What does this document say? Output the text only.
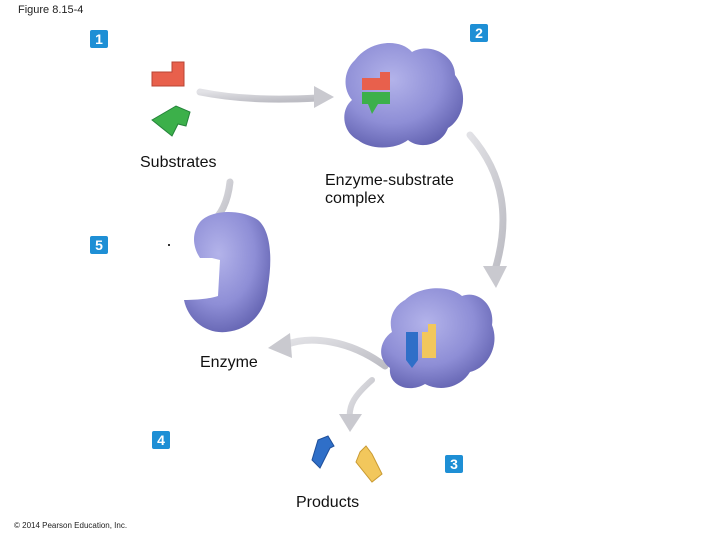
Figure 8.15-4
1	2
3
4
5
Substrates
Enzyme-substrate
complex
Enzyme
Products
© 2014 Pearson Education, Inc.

- Work request
Please transcribe the listing above verbatim and exclude every picture.

- Solution to the exercise
What does this document say? Output the text only.
Figure 8.15-4
1	2
3
4
5
Substrates
Enzyme-substrate
complex
Enzyme
Products
© 2014 Pearson Education, Inc.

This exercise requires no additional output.